▸ **What you will do**: Report every line in the listing below where the string "widoczne" shows up.

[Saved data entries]
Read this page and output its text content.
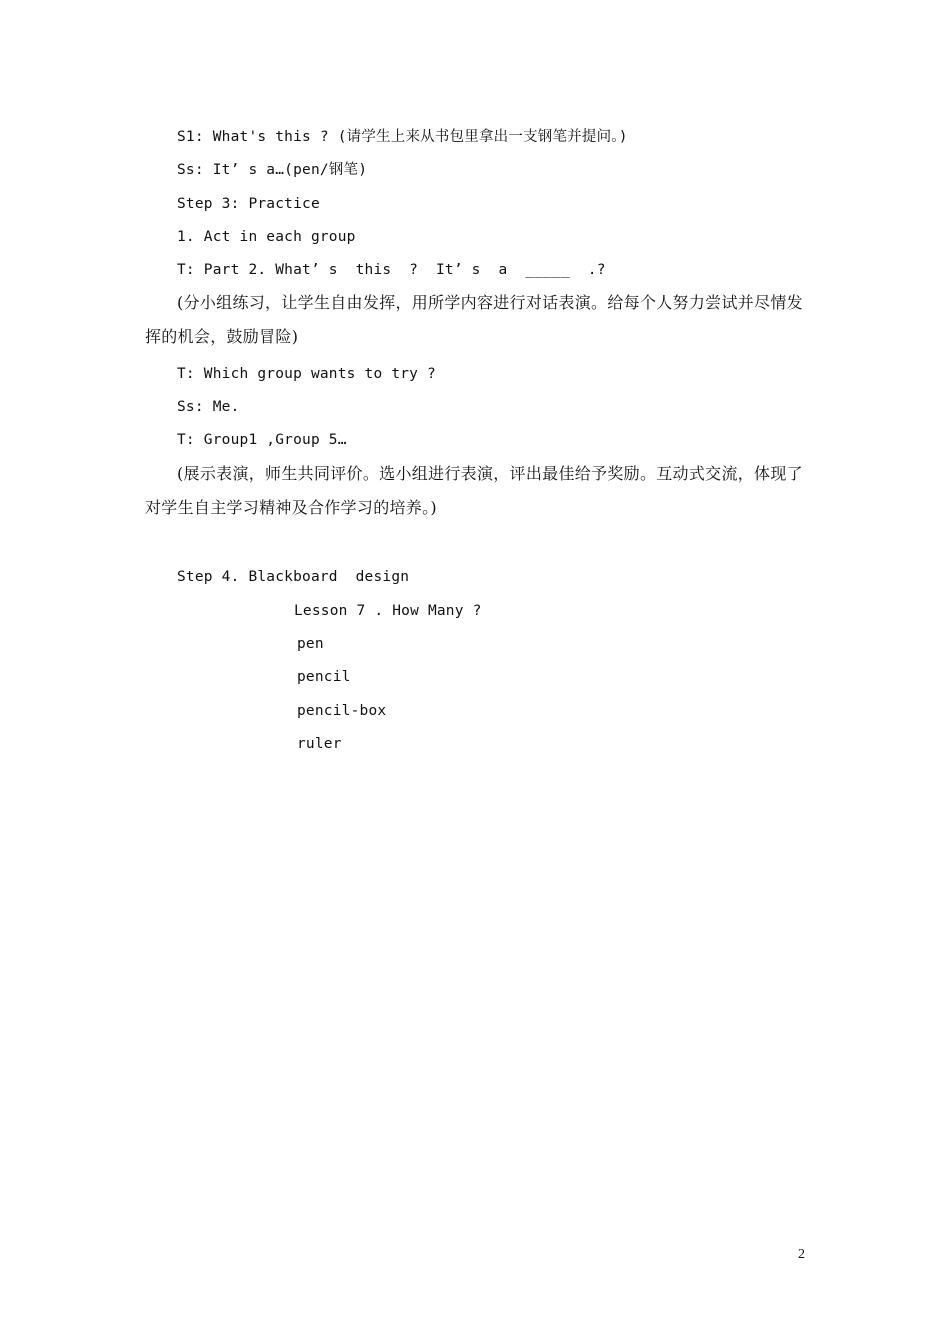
S1: What's this ? (请学生上来从书包里拿出一支钢笔并提问。)
Ss: It’ s a…(pen/钢笔)
Step 3: Practice
1. Act in each group
T: Part 2. What’ s  this  ?  It’ s  a  _____  .?
(分小组练习，让学生自由发挥，用所学内容进行对话表演。给每个人努力尝试并尽情发挥的机会，鼓励冒险)
T: Which group wants to try ?
Ss: Me.
T: Group1 ,Group 5…
(展示表演，师生共同评价。选小组进行表演，评出最佳给予奖励。互动式交流，体现了对学生自主学习精神及合作学习的培养。)
Step 4. Blackboard  design
Lesson 7 . How Many ?
pen
pencil
pencil-box
ruler
2
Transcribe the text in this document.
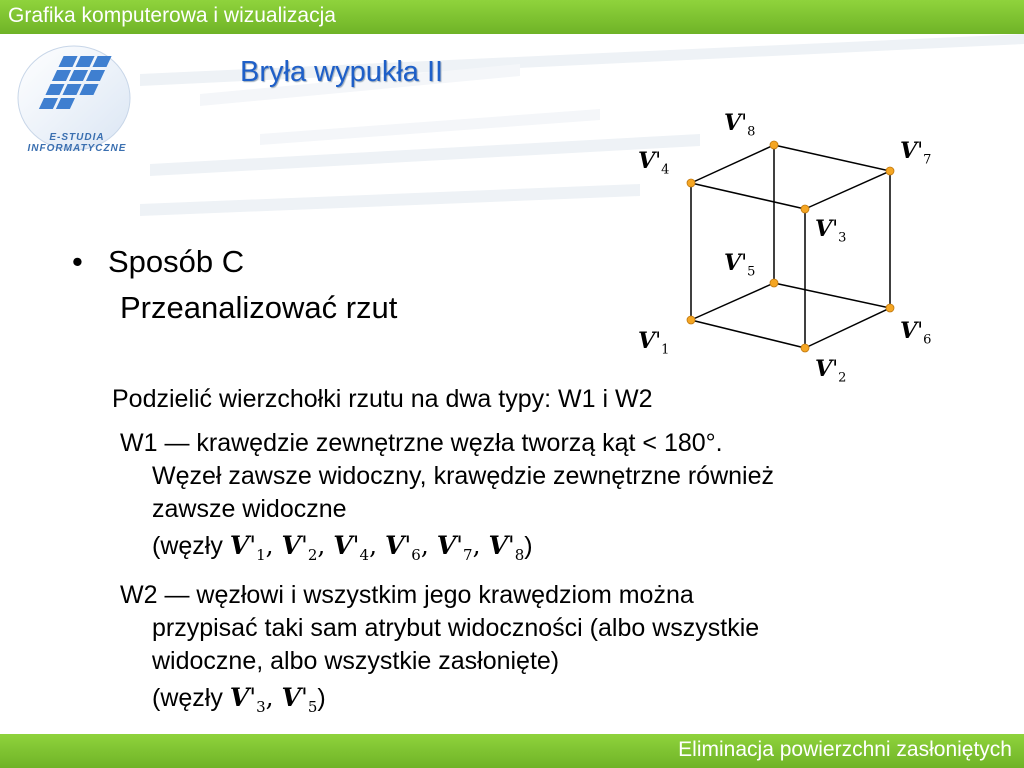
Grafika komputerowa i wizualizacja
E-STUDIA
INFORMATYCZNE
Bryła wypukła II
• Sposób C
Przeanalizować rzut
Podzielić wierzchołki rzutu na dwa typy: W1 i W2
W1 — krawędzie zewnętrzne węzła tworzą kąt < 180°.
Węzeł zawsze widoczny, krawędzie zewnętrzne również
zawsze widoczne
(węzły $V'_1$, $V'_2$, $V'_4$, $V'_6$, $V'_7$, $V'_8$)
W2 — węzłowi i wszystkim jego krawędziom można
przypisać taki sam atrybut widoczności (albo wszystkie
widoczne, albo wszystkie zasłonięte)
(węzły $V'_3$, $V'_5$)
$V'_1$
$V'_2$
$V'_3$
$V'_4$
$V'_5$
$V'_6$
$V'_7$
$V'_8$
Eliminacja powierzchni zasłoniętych
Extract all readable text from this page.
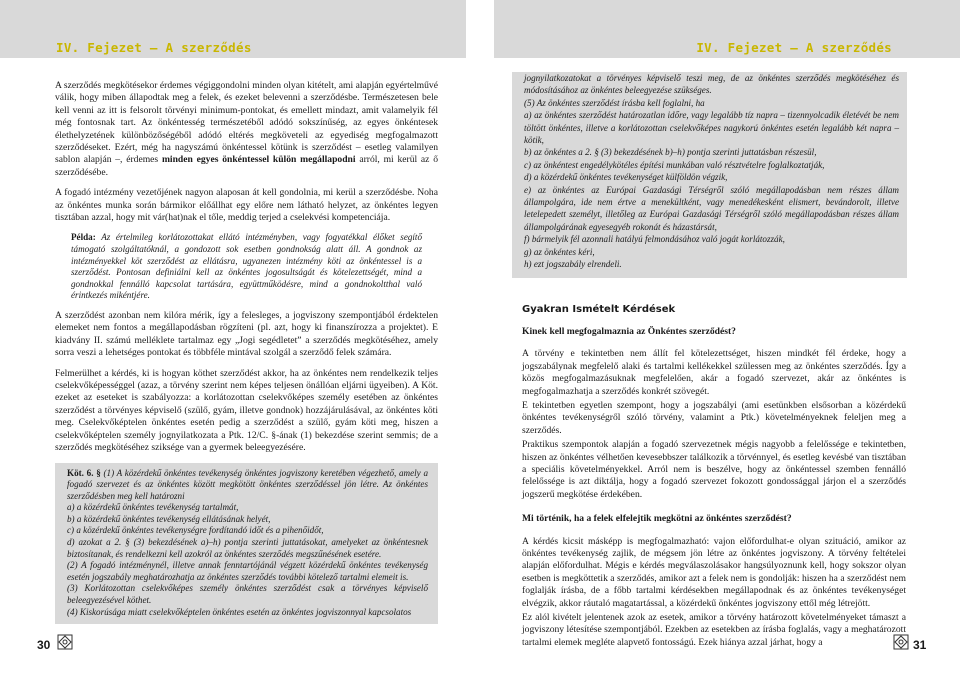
IV. Fejezet – A szerződés	IV. Fejezet – A szerződés

A szerződés megkötésekor érdemes végiggondolni minden olyan kitételt, ami alapján egyértelművé válik, hogy miben állapodtak meg a felek, és ezeket belevenni a szerződésbe. Természetesen bele kell venni az itt is felsorolt törvényi minimum-pontokat, és emellett mindazt, amit valamelyik fél még fontosnak tart. Az önkéntesség természetéből adódó sokszínűség, az egyes önkéntesek élethelyzetének különbözőségéből adódó eltérés megköveteli az egyediség megfogalmazott szerződéseket. Ezért, még ha nagyszámú önkéntessel kötünk is szerződést – esetleg valamilyen sablon alapján –, érdemes minden egyes önkéntessel külön megállapodni arról, mi kerül az ő szerződésébe.

A fogadó intézmény vezetőjének nagyon alaposan át kell gondolnia, mi kerül a szerződésbe. Noha az önkéntes munka során bármikor előállhat egy előre nem látható helyzet, az önkéntes legyen tisztában azzal, hogy mit vár(hat)nak el tőle, meddig terjed a cselekvési kompetenciája.

Példa: Az értelmileg korlátozottakat ellátó intézményben, vagy fogyatékkal élőket segítő támogató szolgáltatóknál, a gondozott sok esetben gondnokság alatt áll. A gondnok az intézményekkel köt szerződést az ellátásra, ugyanezen intézmény köti az önkéntessel is a szerződést. Pontosan definiálni kell az önkéntes jogosultságát és kötelezettségét, mind a gondnokkal fennálló kapcsolat tartására, együttműködésre, mind a gondnokoltthal való érintkezés mikéntjére.

A szerződést azonban nem kilóra mérik, így a felesleges, a jogviszony szempontjából érdektelen elemeket nem fontos a megállapodásban rögzíteni (pl. azt, hogy ki finanszírozza a projektet). E kiadvány II. számú melléklete tartalmaz egy „Jogi segédletet” a szerződés megkötéséhez, amely sorra veszi a lehetséges pontokat és többféle mintával szolgál a szerződő felek számára.

Felmerülhet a kérdés, ki is hogyan köthet szerződést akkor, ha az önkéntes nem rendelkezik teljes cselekvőképességgel (azaz, a törvény szerint nem képes teljesen önállóan eljárni ügyeiben). A Köt. ezeket az eseteket is szabályozza: a korlátozottan cselekvőképes személy esetében az önkéntes szerződést a törvényes képviselő (szülő, gyám, illetve gondnok) hozzájárulásával, az önkéntes köti meg. Cselekvőképtelen önkéntes esetén pedig a szerződést a szülő, gyám köti meg, hiszen a cselekvőképtelen személy jognyilatkozata a Ptk. 12/C. §-ának (1) bekezdése szerint semmis; de a szerződés megkötéséhez sziksége van a gyermek beleegyezésére.

Köt. 6. § (1) A közérdekű önkéntes tevékenység önkéntes jogviszony keretében végezhető, amely a fogadó szervezet és az önkéntes között megkötött önkéntes szerződéssel jön létre. Az önkéntes szerződésben meg kell határozni
a) a közérdekű önkéntes tevékenység tartalmát,
b) a közérdekű önkéntes tevékenység ellátásának helyét,
c) a közérdekű önkéntes tevékenységre fordítandó időt és a pihenőidőt,
d) azokat a 2. § (3) bekezdésének a)–h) pontja szerinti juttatásokat, amelyeket az önkéntesnek biztosítanak, és rendelkezni kell azokról az önkéntes szerződés megszűnésének esetére.
(2) A fogadó intézménynél, illetve annak fenntartójánál végzett közérdekű önkéntes tevékenység esetén jogszabály meghatározhatja az önkéntes szerződés további kötelező tartalmi elemeit is.
(3) Korlátozottan cselekvőképes személy önkéntes szerződést csak a törvényes képviselő beleegyezésével köthet.
(4) Kiskorúsága miatt cselekvőképtelen önkéntes esetén az önkéntes jogviszonnyal kapcsolatos
jognyilatkozatokat a törvényes képviselő teszi meg, de az önkéntes szerződés megkötéséhez és módosításához az önkéntes beleegyezése szükséges.
(5) Az önkéntes szerződést írásba kell foglalni, ha
a) az önkéntes szerződést határozatlan időre, vagy legalább tíz napra – tizennyolcadik életévét be nem töltött önkéntes, illetve a korlátozottan cselekvőképes nagykorú önkéntes esetén legalább két napra – kötik,
b) az önkéntes a 2. § (3) bekezdésének b)–h) pontja szerinti juttatásban részesül,
c) az önkéntest engedélykötéles építési munkában való résztvételre foglalkoztatják,
d) a közérdekű önkéntes tevékenységet külföldön végzik,
e) az önkéntes az Európai Gazdasági Térségről szóló megállapodásban nem részes állam állampolgára, ide nem értve a menekültként, vagy menedékesként elismert, bevándorolt, illetve letelepedett személyt, illetőleg az Európai Gazdasági Térségről szóló megállapodásban részes állam állampolgárának egyesegyéb rokonát és házastársát,
f) bármelyik fél azonnali hatályú felmondásához való jogát korlátozzák,
g) az önkéntes kéri,
h) ezt jogszabály elrendeli.
Gyakran Ismételt Kérdések

Kinek kell megfogalmaznia az Önkéntes szerződést?

A törvény e tekintetben nem állít fel kötelezettséget, hiszen mindkét fél érdeke, hogy a jogszabálynak megfelelő alaki és tartalmi kellékekkel szülessen meg az önkéntes szerződés. Így a közös megfogalmazásuknak megfelelően, akár a fogadó szervezet, akár az önkéntes is megfogalmazhatja a szerződés konkrét szövegét.

E tekintetben egyetlen szempont, hogy a jogszabályi (ami esetünkben elsősorban a közérdekű önkéntes tevékenységről szóló törvény, valamint a Ptk.) követelményeknek feleljen meg a szerződés.

Praktikus szempontok alapján a fogadó szervezetnek mégis nagyobb a felelőssége e tekintetben, hiszen az önkéntes vélhetően kevesebbszer találkozik a törvénnyel, és esetleg kevésbé van tisztában a speciális követelményekkel. Arról nem is beszélve, hogy az önkéntessel szemben fennálló felelőssége is azt diktálja, hogy a fogadó szervezet fokozott gondossággal járjon el a szerződés jogszerű megkötése érdekében.

Mi történik, ha a felek elfelejtik megkötni az önkéntes szerződést?

A kérdés kicsit másképp is megfogalmazható: vajon előfordulhat-e olyan szituáció, amikor az önkéntes tevékenység zajlik, de mégsem jön létre az önkéntes jogviszony. A törvény feltételei alapján előfordulhat. Mégis e kérdés megválaszolásakor hangsúlyoznunk kell, hogy sokszor olyan esetben is megköttetik a szerződés, amikor azt a felek nem is gondolják: hiszen ha a szerződést nem foglalják írásba, de a főbb tartalmi kérdésekben megállapodnak és az önkéntes tevékenységet elvégzik, akkor ráutaló magatartással, a közérdekű önkéntes jogviszony ettől még létrejött.

Ez alól kivételt jelentenek azok az esetek, amikor a törvény határozott követelményeket támaszt a jogviszony létesítése szempontjából. Ezekben az esetekben az írásba foglalás, vagy a meghatározott tartalmi elemek megléte alapvető fontosságú. Ezek hiánya azzal járhat, hogy a

30	31
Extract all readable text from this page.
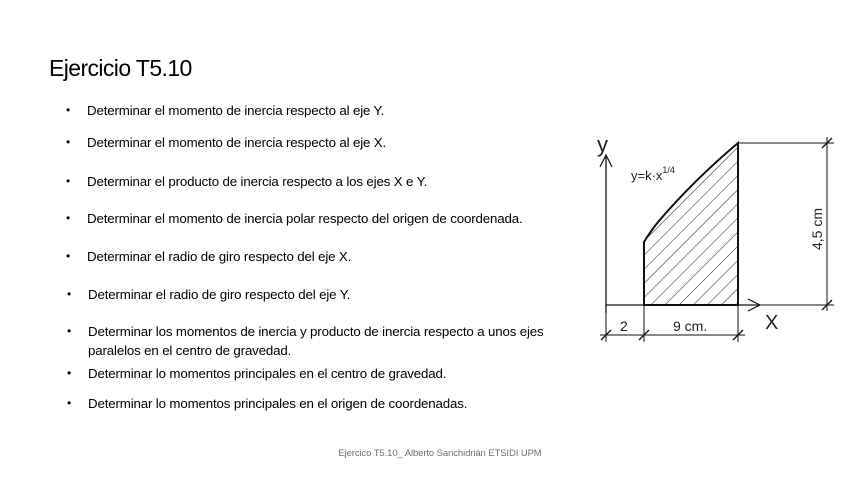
Ejercicio T5.10
• Determinar el momento de inercia respecto al eje Y.
• Determinar el momento de inercia respecto al eje X.
• Determinar el producto de inercia respecto a los ejes X e Y.
• Determinar el momento de inercia polar respecto del origen de coordenada.
• Determinar el radio de giro respecto del eje X.
• Determinar el radio de giro respecto del eje Y.
• Determinar los momentos de inercia y producto de inercia respecto a unos ejes paralelos en el centro de gravedad.
• Determinar lo momentos principales en el centro de gravedad.
• Determinar lo momentos principales en el origen de coordenadas.
y
X
$y=k\cdot x^{1/4}$
4,5 cm
2	9 cm.
Ejercico T5.10_ Alberto Sanchidrián ETSIDI UPM
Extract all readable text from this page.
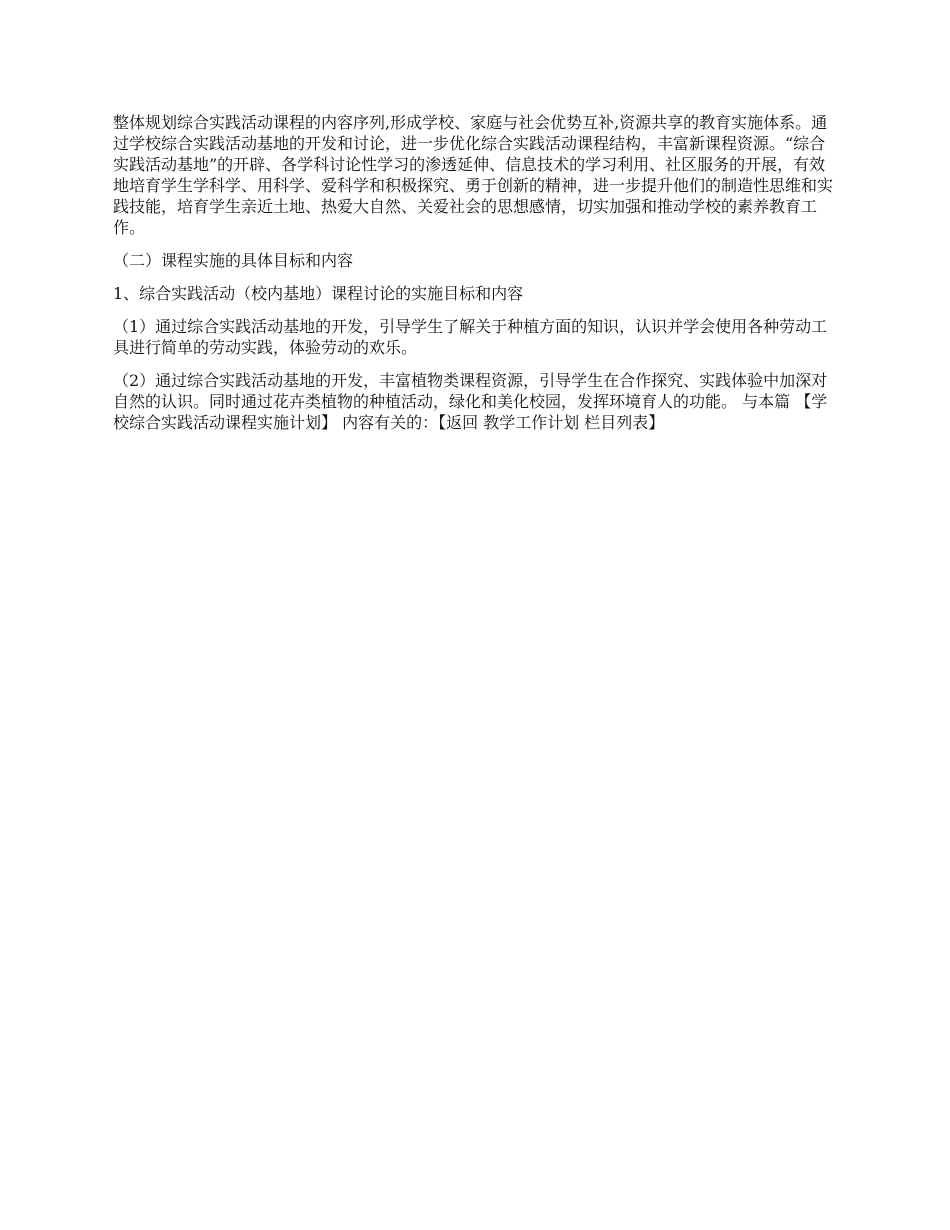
整体规划综合实践活动课程的内容序列,形成学校、家庭与社会优势互补,资源共享的教育实施体系。通过学校综合实践活动基地的开发和讨论，进一步优化综合实践活动课程结构，丰富新课程资源。“综合实践活动基地”的开辟、各学科讨论性学习的渗透延伸、信息技术的学习利用、社区服务的开展，有效地培育学生学科学、用科学、爱科学和积极探究、勇于创新的精神，进一步提升他们的制造性思维和实践技能，培育学生亲近土地、热爱大自然、关爱社会的思想感情，切实加强和推动学校的素养教育工作。

（二）课程实施的具体目标和内容

1、综合实践活动（校内基地）课程讨论的实施目标和内容

（1）通过综合实践活动基地的开发，引导学生了解关于种植方面的知识，认识并学会使用各种劳动工具进行简单的劳动实践，体验劳动的欢乐。

（2）通过综合实践活动基地的开发，丰富植物类课程资源，引导学生在合作探究、实践体验中加深对自然的认识。同时通过花卉类植物的种植活动，绿化和美化校园，发挥环境育人的功能。 与本篇 【学校综合实践活动课程实施计划】 内容有关的：【返回 教学工作计划 栏目列表】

▸ **Result of this exercise**:
zawsze widoczne
widoczne, albo wszystkie zasłonięte)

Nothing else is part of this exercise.